Figure data in JSON:
================
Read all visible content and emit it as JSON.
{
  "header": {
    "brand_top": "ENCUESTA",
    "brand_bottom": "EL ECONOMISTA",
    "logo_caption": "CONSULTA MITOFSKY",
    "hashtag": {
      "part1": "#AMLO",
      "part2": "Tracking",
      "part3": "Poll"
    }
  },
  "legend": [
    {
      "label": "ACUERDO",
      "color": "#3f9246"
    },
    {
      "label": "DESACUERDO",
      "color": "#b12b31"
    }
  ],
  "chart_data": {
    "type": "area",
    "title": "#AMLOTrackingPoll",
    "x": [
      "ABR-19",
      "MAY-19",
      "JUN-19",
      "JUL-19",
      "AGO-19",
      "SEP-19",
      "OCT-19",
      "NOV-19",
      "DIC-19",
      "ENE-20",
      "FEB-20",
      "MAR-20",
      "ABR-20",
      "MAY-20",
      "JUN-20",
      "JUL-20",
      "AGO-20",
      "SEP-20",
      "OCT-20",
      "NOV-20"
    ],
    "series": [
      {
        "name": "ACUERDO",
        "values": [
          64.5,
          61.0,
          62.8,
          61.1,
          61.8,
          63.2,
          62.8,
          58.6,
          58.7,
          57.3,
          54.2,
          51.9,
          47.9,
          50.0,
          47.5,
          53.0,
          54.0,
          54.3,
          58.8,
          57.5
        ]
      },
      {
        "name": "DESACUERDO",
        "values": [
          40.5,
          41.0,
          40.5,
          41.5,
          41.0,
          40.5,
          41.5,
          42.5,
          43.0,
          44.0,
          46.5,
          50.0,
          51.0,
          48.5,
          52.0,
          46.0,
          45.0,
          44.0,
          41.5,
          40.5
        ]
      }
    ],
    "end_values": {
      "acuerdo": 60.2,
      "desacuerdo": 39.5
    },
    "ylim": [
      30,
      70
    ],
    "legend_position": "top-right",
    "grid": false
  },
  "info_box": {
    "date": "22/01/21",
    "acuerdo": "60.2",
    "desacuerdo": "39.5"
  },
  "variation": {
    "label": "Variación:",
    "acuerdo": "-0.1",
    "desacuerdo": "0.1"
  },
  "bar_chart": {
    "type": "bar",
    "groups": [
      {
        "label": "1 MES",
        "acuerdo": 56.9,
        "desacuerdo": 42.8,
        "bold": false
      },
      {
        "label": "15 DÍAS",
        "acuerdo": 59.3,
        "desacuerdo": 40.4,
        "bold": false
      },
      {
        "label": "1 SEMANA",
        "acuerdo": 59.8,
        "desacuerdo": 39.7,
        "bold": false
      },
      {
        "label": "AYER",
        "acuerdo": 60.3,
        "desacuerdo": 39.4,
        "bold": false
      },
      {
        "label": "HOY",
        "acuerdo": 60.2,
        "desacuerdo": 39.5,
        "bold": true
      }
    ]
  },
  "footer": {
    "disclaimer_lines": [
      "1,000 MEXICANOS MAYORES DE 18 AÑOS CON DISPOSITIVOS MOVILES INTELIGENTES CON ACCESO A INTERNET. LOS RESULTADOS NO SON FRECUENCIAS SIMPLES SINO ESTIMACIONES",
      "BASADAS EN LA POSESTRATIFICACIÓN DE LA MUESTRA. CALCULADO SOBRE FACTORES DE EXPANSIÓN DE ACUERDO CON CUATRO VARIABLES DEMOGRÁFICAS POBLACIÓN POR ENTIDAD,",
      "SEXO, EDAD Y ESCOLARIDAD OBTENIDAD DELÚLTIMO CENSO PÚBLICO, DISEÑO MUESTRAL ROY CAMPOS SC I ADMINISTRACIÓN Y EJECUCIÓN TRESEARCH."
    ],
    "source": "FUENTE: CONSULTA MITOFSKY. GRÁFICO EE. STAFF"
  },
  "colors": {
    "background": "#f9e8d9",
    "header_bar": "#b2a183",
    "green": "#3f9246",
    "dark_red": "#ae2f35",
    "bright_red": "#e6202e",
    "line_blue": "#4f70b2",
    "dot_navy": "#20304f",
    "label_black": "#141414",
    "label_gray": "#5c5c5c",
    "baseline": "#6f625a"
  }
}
================
Request -
Return each entry from above without altering a single character.

Exercise answer -
Read all visible content and emit it as JSON.
{
  "header": {
    "brand_top": "ENCUESTA",
    "brand_bottom": "EL ECONOMISTA",
    "logo_caption": "CONSULTA MITOFSKY",
    "hashtag": {
      "part1": "#AMLO",
      "part2": "Tracking",
      "part3": "Poll"
    }
  },
  "legend": [
    {
      "label": "ACUERDO",
      "color": "#3f9246"
    },
    {
      "label": "DESACUERDO",
      "color": "#b12b31"
    }
  ],
  "chart_data": {
    "type": "area",
    "title": "#AMLOTrackingPoll",
    "x": [
      "ABR-19",
      "MAY-19",
      "JUN-19",
      "JUL-19",
      "AGO-19",
      "SEP-19",
      "OCT-19",
      "NOV-19",
      "DIC-19",
      "ENE-20",
      "FEB-20",
      "MAR-20",
      "ABR-20",
      "MAY-20",
      "JUN-20",
      "JUL-20",
      "AGO-20",
      "SEP-20",
      "OCT-20",
      "NOV-20"
    ],
    "series": [
      {
        "name": "ACUERDO",
        "values": [
          64.5,
          61.0,
          62.8,
          61.1,
          61.8,
          63.2,
          62.8,
          58.6,
          58.7,
          57.3,
          54.2,
          51.9,
          47.9,
          50.0,
          47.5,
          53.0,
          54.0,
          54.3,
          58.8,
          57.5
        ]
      },
      {
        "name": "DESACUERDO",
        "values": [
          40.5,
          41.0,
          40.5,
          41.5,
          41.0,
          40.5,
          41.5,
          42.5,
          43.0,
          44.0,
          46.5,
          50.0,
          51.0,
          48.5,
          52.0,
          46.0,
          45.0,
          44.0,
          41.5,
          40.5
        ]
      }
    ],
    "end_values": {
      "acuerdo": 60.2,
      "desacuerdo": 39.5
    },
    "ylim": [
      30,
      70
    ],
    "legend_position": "top-right",
    "grid": false
  },
  "info_box": {
    "date": "22/01/21",
    "acuerdo": "60.2",
    "desacuerdo": "39.5"
  },
  "variation": {
    "label": "Variación:",
    "acuerdo": "-0.1",
    "desacuerdo": "0.1"
  },
  "bar_chart": {
    "type": "bar",
    "groups": [
      {
        "label": "1 MES",
        "acuerdo": 56.9,
        "desacuerdo": 42.8,
        "bold": false
      },
      {
        "label": "15 DÍAS",
        "acuerdo": 59.3,
        "desacuerdo": 40.4,
        "bold": false
      },
      {
        "label": "1 SEMANA",
        "acuerdo": 59.8,
        "desacuerdo": 39.7,
        "bold": false
      },
      {
        "label": "AYER",
        "acuerdo": 60.3,
        "desacuerdo": 39.4,
        "bold": false
      },
      {
        "label": "HOY",
        "acuerdo": 60.2,
        "desacuerdo": 39.5,
        "bold": true
      }
    ]
  },
  "footer": {
    "disclaimer_lines": [
      "1,000 MEXICANOS MAYORES DE 18 AÑOS CON DISPOSITIVOS MOVILES INTELIGENTES CON ACCESO A INTERNET. LOS RESULTADOS NO SON FRECUENCIAS SIMPLES SINO ESTIMACIONES",
      "BASADAS EN LA POSESTRATIFICACIÓN DE LA MUESTRA. CALCULADO SOBRE FACTORES DE EXPANSIÓN DE ACUERDO CON CUATRO VARIABLES DEMOGRÁFICAS POBLACIÓN POR ENTIDAD,",
      "SEXO, EDAD Y ESCOLARIDAD OBTENIDAD DELÚLTIMO CENSO PÚBLICO, DISEÑO MUESTRAL ROY CAMPOS SC I ADMINISTRACIÓN Y EJECUCIÓN TRESEARCH."
    ],
    "source": "FUENTE: CONSULTA MITOFSKY. GRÁFICO EE. STAFF"
  },
  "colors": {
    "background": "#f9e8d9",
    "header_bar": "#b2a183",
    "green": "#3f9246",
    "dark_red": "#ae2f35",
    "bright_red": "#e6202e",
    "line_blue": "#4f70b2",
    "dot_navy": "#20304f",
    "label_black": "#141414",
    "label_gray": "#5c5c5c",
    "baseline": "#6f625a"
  }
}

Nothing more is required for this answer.